▸ **Job**
All of the records below must be output exactly, with no pictures carried over.

▸ **Record set**
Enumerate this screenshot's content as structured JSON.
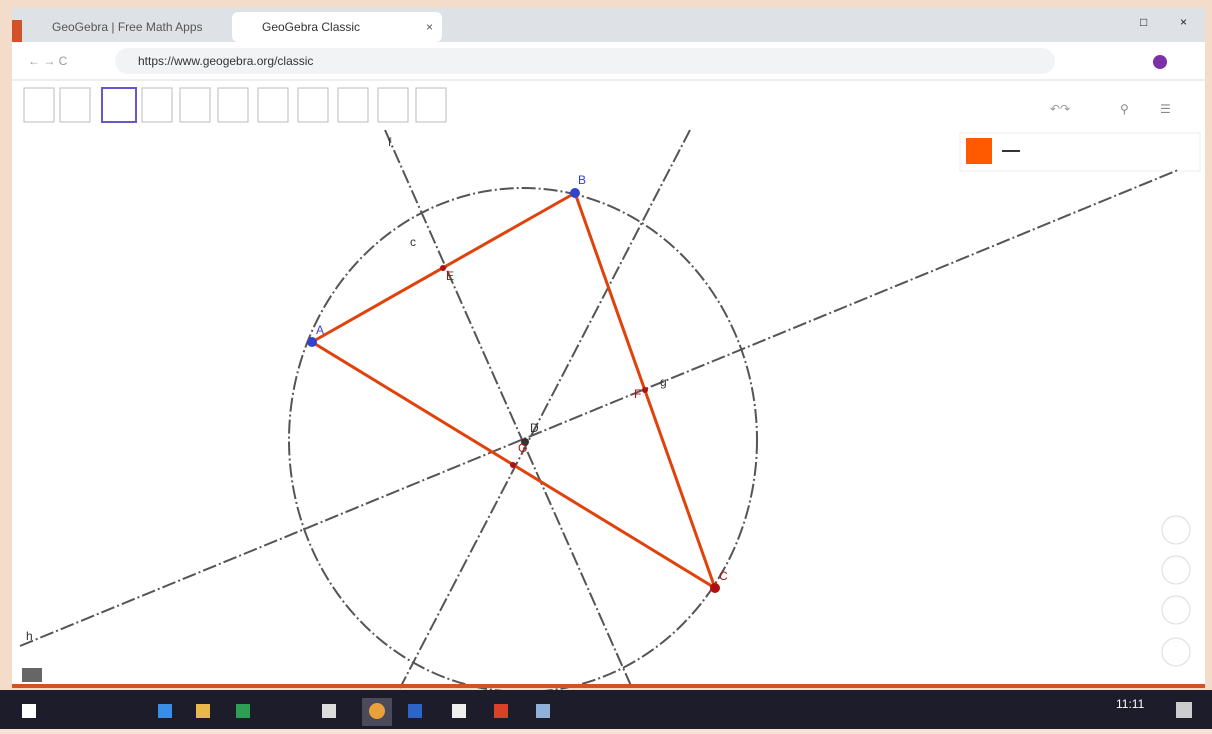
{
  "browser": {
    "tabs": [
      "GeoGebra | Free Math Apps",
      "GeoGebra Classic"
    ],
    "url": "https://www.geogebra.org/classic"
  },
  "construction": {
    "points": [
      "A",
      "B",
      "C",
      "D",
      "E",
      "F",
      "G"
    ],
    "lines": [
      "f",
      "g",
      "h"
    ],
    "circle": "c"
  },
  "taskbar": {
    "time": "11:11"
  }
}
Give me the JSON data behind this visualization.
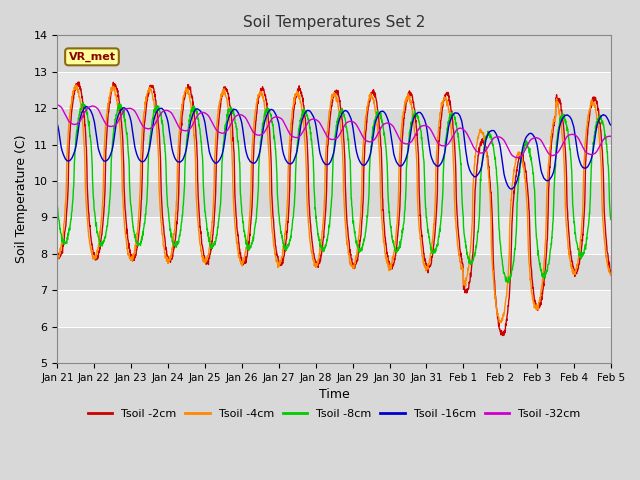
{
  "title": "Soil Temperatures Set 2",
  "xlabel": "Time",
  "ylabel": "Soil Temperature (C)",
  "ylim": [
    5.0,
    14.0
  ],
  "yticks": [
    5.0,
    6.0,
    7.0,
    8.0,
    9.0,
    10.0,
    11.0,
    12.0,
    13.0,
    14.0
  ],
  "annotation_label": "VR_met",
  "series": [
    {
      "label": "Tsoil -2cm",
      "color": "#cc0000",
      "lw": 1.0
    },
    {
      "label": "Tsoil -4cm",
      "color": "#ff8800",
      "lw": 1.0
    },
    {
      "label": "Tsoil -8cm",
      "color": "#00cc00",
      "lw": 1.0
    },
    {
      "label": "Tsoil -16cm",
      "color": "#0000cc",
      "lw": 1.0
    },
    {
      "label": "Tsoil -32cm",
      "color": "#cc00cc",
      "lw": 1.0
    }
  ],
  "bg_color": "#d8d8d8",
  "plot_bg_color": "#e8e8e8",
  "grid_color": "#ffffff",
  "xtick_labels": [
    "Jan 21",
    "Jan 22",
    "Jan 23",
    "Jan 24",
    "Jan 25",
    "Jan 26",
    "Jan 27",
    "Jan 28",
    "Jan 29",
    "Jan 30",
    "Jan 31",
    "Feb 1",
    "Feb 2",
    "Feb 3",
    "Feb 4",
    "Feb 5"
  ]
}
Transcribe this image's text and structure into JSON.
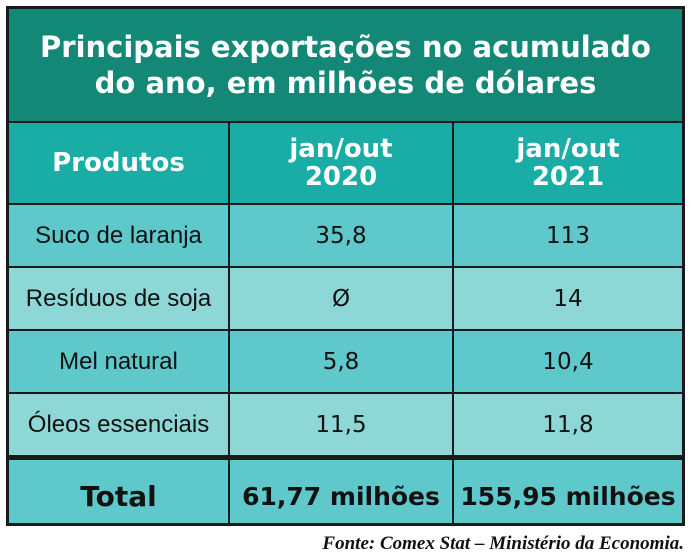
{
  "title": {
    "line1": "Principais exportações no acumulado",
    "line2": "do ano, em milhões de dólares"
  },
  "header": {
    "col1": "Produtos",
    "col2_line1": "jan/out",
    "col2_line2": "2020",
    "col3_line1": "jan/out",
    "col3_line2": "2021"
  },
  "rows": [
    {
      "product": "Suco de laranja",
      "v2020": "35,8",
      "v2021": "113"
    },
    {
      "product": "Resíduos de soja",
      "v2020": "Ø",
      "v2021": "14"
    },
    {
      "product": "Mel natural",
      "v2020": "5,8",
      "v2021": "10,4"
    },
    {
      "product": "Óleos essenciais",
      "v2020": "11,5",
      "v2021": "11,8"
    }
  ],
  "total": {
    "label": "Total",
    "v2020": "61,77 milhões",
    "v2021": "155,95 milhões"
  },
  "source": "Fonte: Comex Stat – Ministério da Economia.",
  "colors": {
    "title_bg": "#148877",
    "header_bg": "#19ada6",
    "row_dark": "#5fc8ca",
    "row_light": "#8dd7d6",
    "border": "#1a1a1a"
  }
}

▸ **Correct answer**
Enumerate this screenshot's content as structured JSON.
{
  "browser": {
    "tabs": [
      "GeoGebra | Free Math Apps",
      "GeoGebra Classic"
    ],
    "url": "https://www.geogebra.org/classic"
  },
  "construction": {
    "points": [
      "A",
      "B",
      "C",
      "D",
      "E",
      "F",
      "G"
    ],
    "lines": [
      "f",
      "g",
      "h"
    ],
    "circle": "c"
  },
  "taskbar": {
    "time": "11:11"
  }
}
Give me the JSON data behind this visualization.
{
  "title": "Soil Temperatures Set 2",
  "xlabel": "Time",
  "ylabel": "Soil Temperature (C)",
  "ylim": [
    5.0,
    14.0
  ],
  "yticks": [
    5.0,
    6.0,
    7.0,
    8.0,
    9.0,
    10.0,
    11.0,
    12.0,
    13.0,
    14.0
  ],
  "annotation_label": "VR_met",
  "series": [
    {
      "label": "Tsoil -2cm",
      "color": "#cc0000",
      "lw": 1.0
    },
    {
      "label": "Tsoil -4cm",
      "color": "#ff8800",
      "lw": 1.0
    },
    {
      "label": "Tsoil -8cm",
      "color": "#00cc00",
      "lw": 1.0
    },
    {
      "label": "Tsoil -16cm",
      "color": "#0000cc",
      "lw": 1.0
    },
    {
      "label": "Tsoil -32cm",
      "color": "#cc00cc",
      "lw": 1.0
    }
  ],
  "bg_color": "#d8d8d8",
  "plot_bg_color": "#e8e8e8",
  "grid_color": "#ffffff",
  "xtick_labels": [
    "Jan 21",
    "Jan 22",
    "Jan 23",
    "Jan 24",
    "Jan 25",
    "Jan 26",
    "Jan 27",
    "Jan 28",
    "Jan 29",
    "Jan 30",
    "Jan 31",
    "Feb 1",
    "Feb 2",
    "Feb 3",
    "Feb 4",
    "Feb 5"
  ]
}
Transcribe this image's text and structure into JSON.
{
  "title": {
    "line1": "Principais exportações no acumulado",
    "line2": "do ano, em milhões de dólares"
  },
  "header": {
    "col1": "Produtos",
    "col2_line1": "jan/out",
    "col2_line2": "2020",
    "col3_line1": "jan/out",
    "col3_line2": "2021"
  },
  "rows": [
    {
      "product": "Suco de laranja",
      "v2020": "35,8",
      "v2021": "113"
    },
    {
      "product": "Resíduos de soja",
      "v2020": "Ø",
      "v2021": "14"
    },
    {
      "product": "Mel natural",
      "v2020": "5,8",
      "v2021": "10,4"
    },
    {
      "product": "Óleos essenciais",
      "v2020": "11,5",
      "v2021": "11,8"
    }
  ],
  "total": {
    "label": "Total",
    "v2020": "61,77 milhões",
    "v2021": "155,95 milhões"
  },
  "source": "Fonte: Comex Stat – Ministério da Economia.",
  "colors": {
    "title_bg": "#148877",
    "header_bg": "#19ada6",
    "row_dark": "#5fc8ca",
    "row_light": "#8dd7d6",
    "border": "#1a1a1a"
  }
}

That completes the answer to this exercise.